The problem
Find all the lines with "such" and gather them.

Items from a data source
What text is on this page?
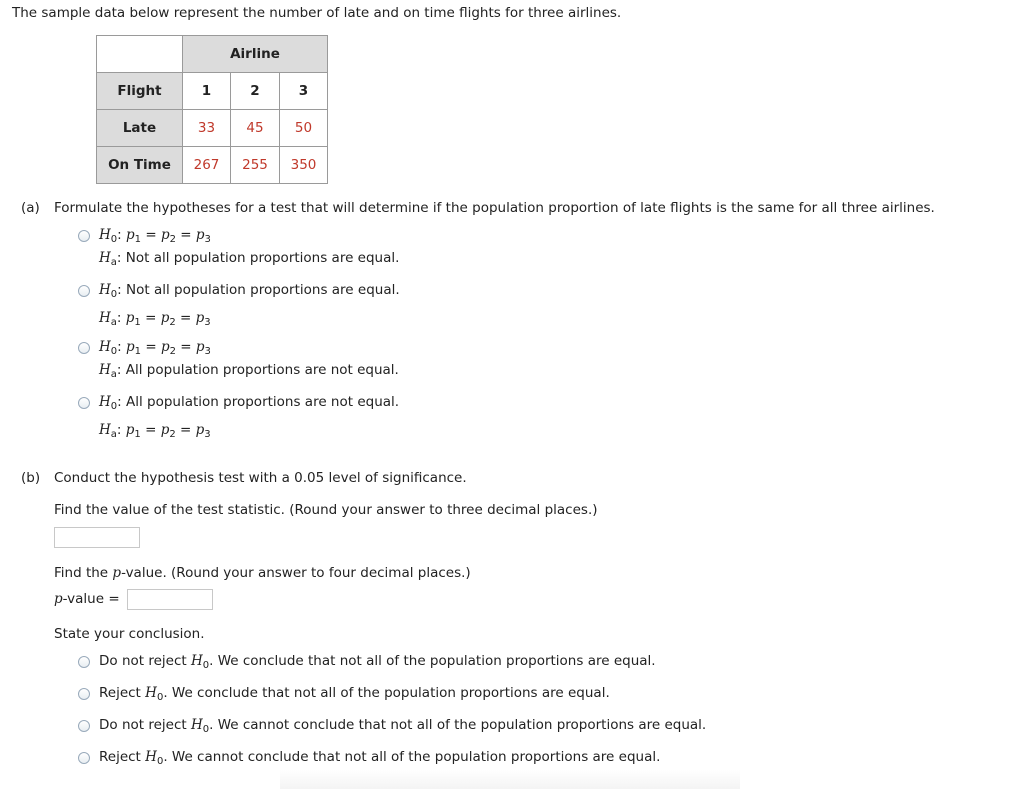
The sample data below represent the number of late and on time flights for three airlines.
	Airline		
Flight	1	2	3
Late	33	45	50
On Time	267	255	350
(a) Formulate the hypotheses for a test that will determine if the population proportion of late flights is the same for all three airlines.
$H_0$: $p_1 = p_2 = p_3$
$H_a$: Not all population proportions are equal.
$H_0$: Not all population proportions are equal.
$H_a$: $p_1 = p_2 = p_3$
$H_0$: $p_1 = p_2 = p_3$
$H_a$: All population proportions are not equal.
$H_0$: All population proportions are not equal.
$H_a$: $p_1 = p_2 = p_3$
(b) Conduct the hypothesis test with a 0.05 level of significance.
Find the value of the test statistic. (Round your answer to three decimal places.)
Find the p-value. (Round your answer to four decimal places.)
p-value =
State your conclusion.
Do not reject $H_0$. We conclude that not all of the population proportions are equal.
Reject $H_0$. We conclude that not all of the population proportions are equal.
Do not reject $H_0$. We cannot conclude that not all of the population proportions are equal.
Reject $H_0$. We cannot conclude that not all of the population proportions are equal.
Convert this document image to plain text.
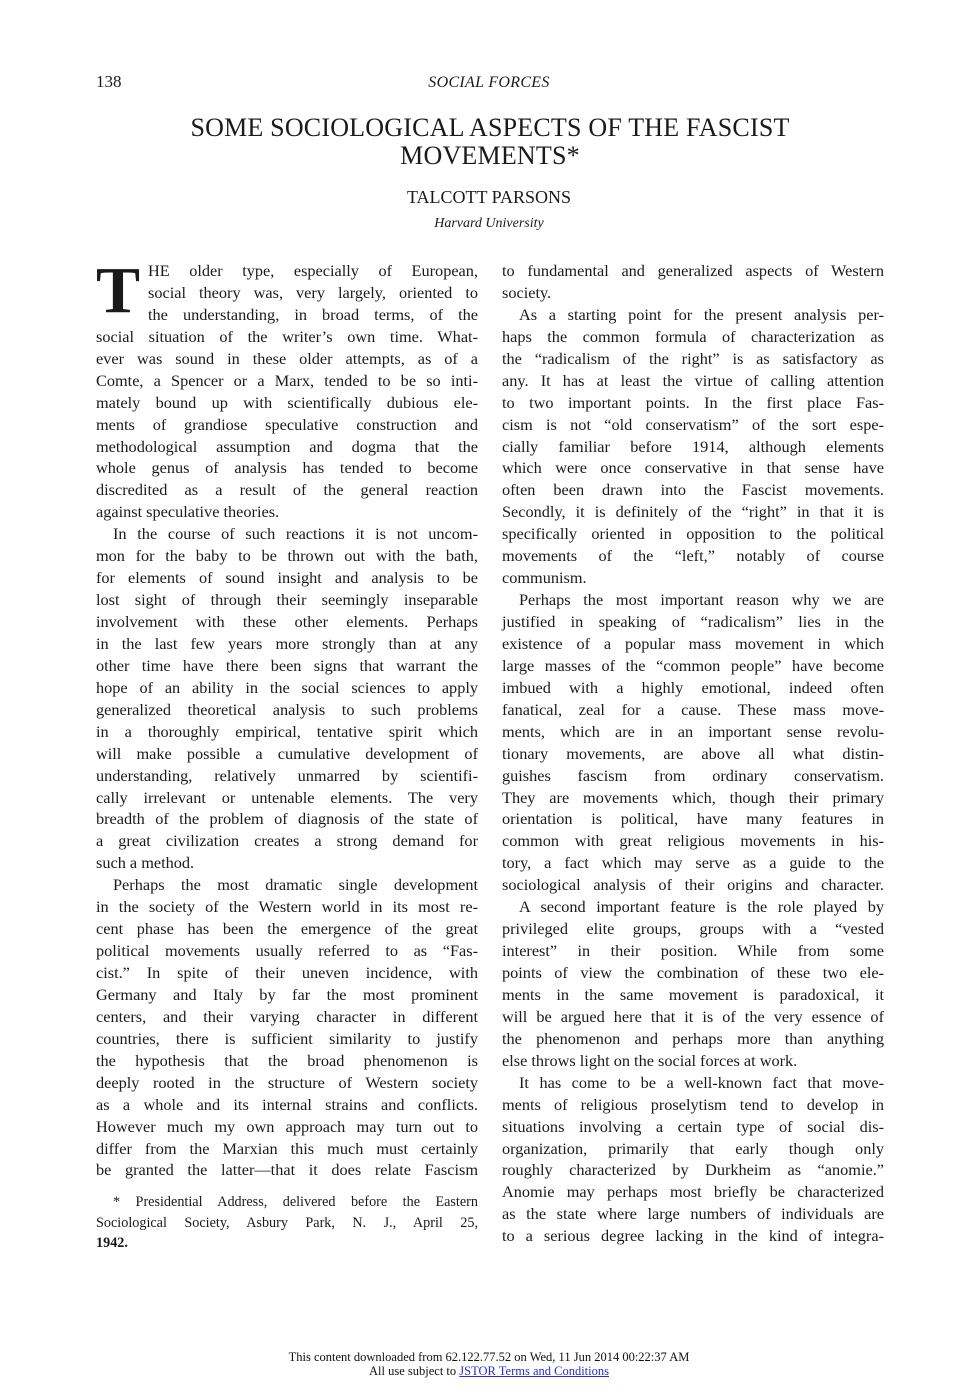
138	SOCIAL FORCES
SOME SOCIOLOGICAL ASPECTS OF THE FASCIST
MOVEMENTS*
TALCOTT PARSONS
Harvard University
T HE older type, especially of European,
social theory was, very largely, oriented to
the understanding, in broad terms, of the
social situation of the writer’s own time. What-
ever was sound in these older attempts, as of a
Comte, a Spencer or a Marx, tended to be so inti-
mately bound up with scientifically dubious ele-
ments of grandiose speculative construction and
methodological assumption and dogma that the
whole genus of analysis has tended to become
discredited as a result of the general reaction
against speculative theories.
In the course of such reactions it is not uncom-
mon for the baby to be thrown out with the bath,
for elements of sound insight and analysis to be
lost sight of through their seemingly inseparable
involvement with these other elements. Perhaps
in the last few years more strongly than at any
other time have there been signs that warrant the
hope of an ability in the social sciences to apply
generalized theoretical analysis to such problems
in a thoroughly empirical, tentative spirit which
will make possible a cumulative development of
understanding, relatively unmarred by scientifi-
cally irrelevant or untenable elements. The very
breadth of the problem of diagnosis of the state of
a great civilization creates a strong demand for
such a method.
Perhaps the most dramatic single development
in the society of the Western world in its most re-
cent phase has been the emergence of the great
political movements usually referred to as “Fas-
cist.” In spite of their uneven incidence, with
Germany and Italy by far the most prominent
centers, and their varying character in different
countries, there is sufficient similarity to justify
the hypothesis that the broad phenomenon is
deeply rooted in the structure of Western society
as a whole and its internal strains and conflicts.
However much my own approach may turn out to
differ from the Marxian this much must certainly
be granted the latter—that it does relate Fascism
* Presidential Address, delivered before the Eastern
Sociological Society, Asbury Park, N. J., April 25,
1942.
to fundamental and generalized aspects of Western
society.
As a starting point for the present analysis per-
haps the common formula of characterization as
the “radicalism of the right” is as satisfactory as
any. It has at least the virtue of calling attention
to two important points. In the first place Fas-
cism is not “old conservatism” of the sort espe-
cially familiar before 1914, although elements
which were once conservative in that sense have
often been drawn into the Fascist movements.
Secondly, it is definitely of the “right” in that it is
specifically oriented in opposition to the political
movements of the “left,” notably of course
communism.
Perhaps the most important reason why we are
justified in speaking of “radicalism” lies in the
existence of a popular mass movement in which
large masses of the “common people” have become
imbued with a highly emotional, indeed often
fanatical, zeal for a cause. These mass move-
ments, which are in an important sense revolu-
tionary movements, are above all what distin-
guishes fascism from ordinary conservatism.
They are movements which, though their primary
orientation is political, have many features in
common with great religious movements in his-
tory, a fact which may serve as a guide to the
sociological analysis of their origins and character.
A second important feature is the role played by
privileged elite groups, groups with a “vested
interest” in their position. While from some
points of view the combination of these two ele-
ments in the same movement is paradoxical, it
will be argued here that it is of the very essence of
the phenomenon and perhaps more than anything
else throws light on the social forces at work.
It has come to be a well-known fact that move-
ments of religious proselytism tend to develop in
situations involving a certain type of social dis-
organization, primarily that early though only
roughly characterized by Durkheim as “anomie.”
Anomie may perhaps most briefly be characterized
as the state where large numbers of individuals are
to a serious degree lacking in the kind of integra-
This content downloaded from 62.122.77.52 on Wed, 11 Jun 2014 00:22:37 AM
All use subject to JSTOR Terms and Conditions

Solution to the problem
In the course of such reactions it is not uncom-
generalized theoretical analysis to such problems
such a method.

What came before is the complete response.